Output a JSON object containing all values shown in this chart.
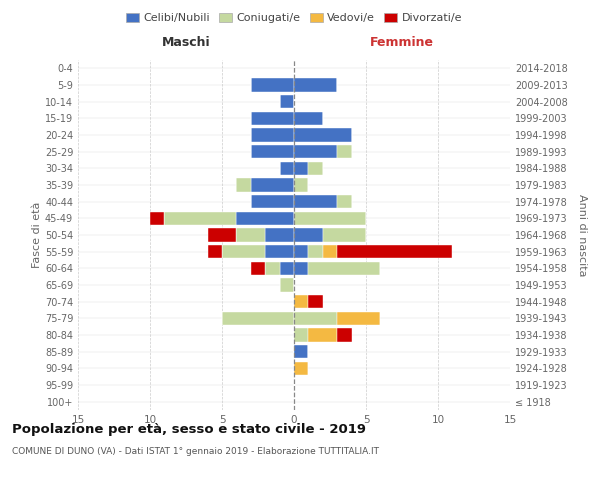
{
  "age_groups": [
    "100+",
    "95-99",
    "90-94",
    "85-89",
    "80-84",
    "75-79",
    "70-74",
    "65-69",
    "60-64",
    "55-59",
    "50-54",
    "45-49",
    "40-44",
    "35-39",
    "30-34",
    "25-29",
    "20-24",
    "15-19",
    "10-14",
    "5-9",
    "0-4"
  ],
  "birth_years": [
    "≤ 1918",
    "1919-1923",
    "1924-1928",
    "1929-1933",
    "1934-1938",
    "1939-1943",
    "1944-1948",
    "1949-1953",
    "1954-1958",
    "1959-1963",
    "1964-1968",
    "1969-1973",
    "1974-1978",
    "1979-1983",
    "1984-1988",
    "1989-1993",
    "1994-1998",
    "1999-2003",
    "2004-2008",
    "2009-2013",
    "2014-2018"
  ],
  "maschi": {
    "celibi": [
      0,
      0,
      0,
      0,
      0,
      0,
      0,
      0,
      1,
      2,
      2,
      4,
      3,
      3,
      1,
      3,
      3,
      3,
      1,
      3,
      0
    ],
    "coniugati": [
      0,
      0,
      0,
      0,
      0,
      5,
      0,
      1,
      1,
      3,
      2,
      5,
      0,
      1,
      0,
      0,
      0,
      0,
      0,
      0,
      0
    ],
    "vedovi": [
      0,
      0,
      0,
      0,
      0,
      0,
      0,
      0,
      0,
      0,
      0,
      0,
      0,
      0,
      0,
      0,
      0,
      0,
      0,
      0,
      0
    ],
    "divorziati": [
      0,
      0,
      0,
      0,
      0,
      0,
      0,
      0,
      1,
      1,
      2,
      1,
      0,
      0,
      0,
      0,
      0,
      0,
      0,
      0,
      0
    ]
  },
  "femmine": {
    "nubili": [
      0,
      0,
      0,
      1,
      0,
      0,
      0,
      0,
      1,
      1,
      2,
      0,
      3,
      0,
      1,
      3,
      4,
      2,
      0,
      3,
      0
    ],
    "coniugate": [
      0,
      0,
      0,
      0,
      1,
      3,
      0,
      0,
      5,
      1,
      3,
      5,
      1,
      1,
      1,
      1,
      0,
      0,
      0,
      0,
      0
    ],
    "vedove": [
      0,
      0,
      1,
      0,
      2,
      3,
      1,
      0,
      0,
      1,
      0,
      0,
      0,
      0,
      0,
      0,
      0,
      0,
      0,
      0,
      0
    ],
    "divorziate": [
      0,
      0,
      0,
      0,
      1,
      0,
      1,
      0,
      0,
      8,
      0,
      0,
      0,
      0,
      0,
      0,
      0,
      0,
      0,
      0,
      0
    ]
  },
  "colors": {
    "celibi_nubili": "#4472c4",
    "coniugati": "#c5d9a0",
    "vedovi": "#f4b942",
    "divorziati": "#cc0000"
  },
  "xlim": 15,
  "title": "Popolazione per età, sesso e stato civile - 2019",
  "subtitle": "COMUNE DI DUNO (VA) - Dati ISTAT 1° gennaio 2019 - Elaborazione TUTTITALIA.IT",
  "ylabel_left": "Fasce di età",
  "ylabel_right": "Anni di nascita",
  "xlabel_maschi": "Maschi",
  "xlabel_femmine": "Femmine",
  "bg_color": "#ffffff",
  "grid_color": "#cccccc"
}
○ ○ ○ ○ ○ ○ ○
→ TASK BRIEF:
Give all the lines above again, character for character, without pictures.

→ RESULT:
Output a JSON object containing all values shown in this chart.
{
  "age_groups": [
    "100+",
    "95-99",
    "90-94",
    "85-89",
    "80-84",
    "75-79",
    "70-74",
    "65-69",
    "60-64",
    "55-59",
    "50-54",
    "45-49",
    "40-44",
    "35-39",
    "30-34",
    "25-29",
    "20-24",
    "15-19",
    "10-14",
    "5-9",
    "0-4"
  ],
  "birth_years": [
    "≤ 1918",
    "1919-1923",
    "1924-1928",
    "1929-1933",
    "1934-1938",
    "1939-1943",
    "1944-1948",
    "1949-1953",
    "1954-1958",
    "1959-1963",
    "1964-1968",
    "1969-1973",
    "1974-1978",
    "1979-1983",
    "1984-1988",
    "1989-1993",
    "1994-1998",
    "1999-2003",
    "2004-2008",
    "2009-2013",
    "2014-2018"
  ],
  "maschi": {
    "celibi": [
      0,
      0,
      0,
      0,
      0,
      0,
      0,
      0,
      1,
      2,
      2,
      4,
      3,
      3,
      1,
      3,
      3,
      3,
      1,
      3,
      0
    ],
    "coniugati": [
      0,
      0,
      0,
      0,
      0,
      5,
      0,
      1,
      1,
      3,
      2,
      5,
      0,
      1,
      0,
      0,
      0,
      0,
      0,
      0,
      0
    ],
    "vedovi": [
      0,
      0,
      0,
      0,
      0,
      0,
      0,
      0,
      0,
      0,
      0,
      0,
      0,
      0,
      0,
      0,
      0,
      0,
      0,
      0,
      0
    ],
    "divorziati": [
      0,
      0,
      0,
      0,
      0,
      0,
      0,
      0,
      1,
      1,
      2,
      1,
      0,
      0,
      0,
      0,
      0,
      0,
      0,
      0,
      0
    ]
  },
  "femmine": {
    "nubili": [
      0,
      0,
      0,
      1,
      0,
      0,
      0,
      0,
      1,
      1,
      2,
      0,
      3,
      0,
      1,
      3,
      4,
      2,
      0,
      3,
      0
    ],
    "coniugate": [
      0,
      0,
      0,
      0,
      1,
      3,
      0,
      0,
      5,
      1,
      3,
      5,
      1,
      1,
      1,
      1,
      0,
      0,
      0,
      0,
      0
    ],
    "vedove": [
      0,
      0,
      1,
      0,
      2,
      3,
      1,
      0,
      0,
      1,
      0,
      0,
      0,
      0,
      0,
      0,
      0,
      0,
      0,
      0,
      0
    ],
    "divorziate": [
      0,
      0,
      0,
      0,
      1,
      0,
      1,
      0,
      0,
      8,
      0,
      0,
      0,
      0,
      0,
      0,
      0,
      0,
      0,
      0,
      0
    ]
  },
  "colors": {
    "celibi_nubili": "#4472c4",
    "coniugati": "#c5d9a0",
    "vedovi": "#f4b942",
    "divorziati": "#cc0000"
  },
  "xlim": 15,
  "title": "Popolazione per età, sesso e stato civile - 2019",
  "subtitle": "COMUNE DI DUNO (VA) - Dati ISTAT 1° gennaio 2019 - Elaborazione TUTTITALIA.IT",
  "ylabel_left": "Fasce di età",
  "ylabel_right": "Anni di nascita",
  "xlabel_maschi": "Maschi",
  "xlabel_femmine": "Femmine",
  "bg_color": "#ffffff",
  "grid_color": "#cccccc"
}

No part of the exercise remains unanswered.